#### Aim of the exercise:
Copy each line below exactly and leave the pictures out.

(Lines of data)
○ ○ ○ ○ ○

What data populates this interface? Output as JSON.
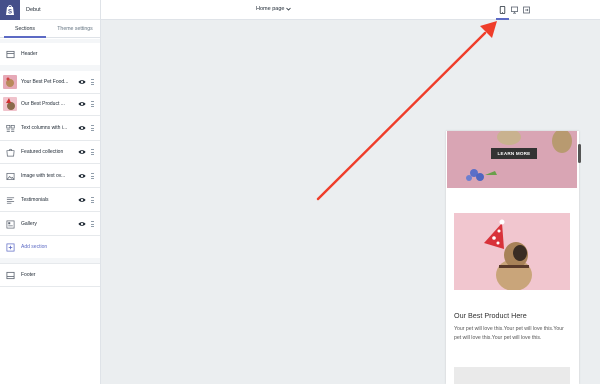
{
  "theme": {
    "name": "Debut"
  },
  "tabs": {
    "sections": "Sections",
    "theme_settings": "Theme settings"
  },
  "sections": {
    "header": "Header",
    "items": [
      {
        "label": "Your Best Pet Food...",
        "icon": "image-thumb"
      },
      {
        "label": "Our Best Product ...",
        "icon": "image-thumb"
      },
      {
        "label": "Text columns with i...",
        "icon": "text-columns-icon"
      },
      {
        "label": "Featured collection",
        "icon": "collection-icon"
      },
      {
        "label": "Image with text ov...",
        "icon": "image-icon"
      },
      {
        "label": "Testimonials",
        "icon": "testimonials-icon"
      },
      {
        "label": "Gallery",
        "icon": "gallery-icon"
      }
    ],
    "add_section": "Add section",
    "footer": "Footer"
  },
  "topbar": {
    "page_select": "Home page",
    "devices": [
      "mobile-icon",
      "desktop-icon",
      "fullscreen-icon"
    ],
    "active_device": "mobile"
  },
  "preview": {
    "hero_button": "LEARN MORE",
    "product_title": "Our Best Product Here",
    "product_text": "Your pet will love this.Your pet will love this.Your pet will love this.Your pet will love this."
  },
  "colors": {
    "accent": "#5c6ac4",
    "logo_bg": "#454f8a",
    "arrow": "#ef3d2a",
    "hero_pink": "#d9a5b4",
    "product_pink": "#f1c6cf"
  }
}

○ ○ ○ ○ ○

#### Task response:
What data populates this interface? Output as JSON.
{
  "theme": {
    "name": "Debut"
  },
  "tabs": {
    "sections": "Sections",
    "theme_settings": "Theme settings"
  },
  "sections": {
    "header": "Header",
    "items": [
      {
        "label": "Your Best Pet Food...",
        "icon": "image-thumb"
      },
      {
        "label": "Our Best Product ...",
        "icon": "image-thumb"
      },
      {
        "label": "Text columns with i...",
        "icon": "text-columns-icon"
      },
      {
        "label": "Featured collection",
        "icon": "collection-icon"
      },
      {
        "label": "Image with text ov...",
        "icon": "image-icon"
      },
      {
        "label": "Testimonials",
        "icon": "testimonials-icon"
      },
      {
        "label": "Gallery",
        "icon": "gallery-icon"
      }
    ],
    "add_section": "Add section",
    "footer": "Footer"
  },
  "topbar": {
    "page_select": "Home page",
    "devices": [
      "mobile-icon",
      "desktop-icon",
      "fullscreen-icon"
    ],
    "active_device": "mobile"
  },
  "preview": {
    "hero_button": "LEARN MORE",
    "product_title": "Our Best Product Here",
    "product_text": "Your pet will love this.Your pet will love this.Your pet will love this.Your pet will love this."
  },
  "colors": {
    "accent": "#5c6ac4",
    "logo_bg": "#454f8a",
    "arrow": "#ef3d2a",
    "hero_pink": "#d9a5b4",
    "product_pink": "#f1c6cf"
  }
}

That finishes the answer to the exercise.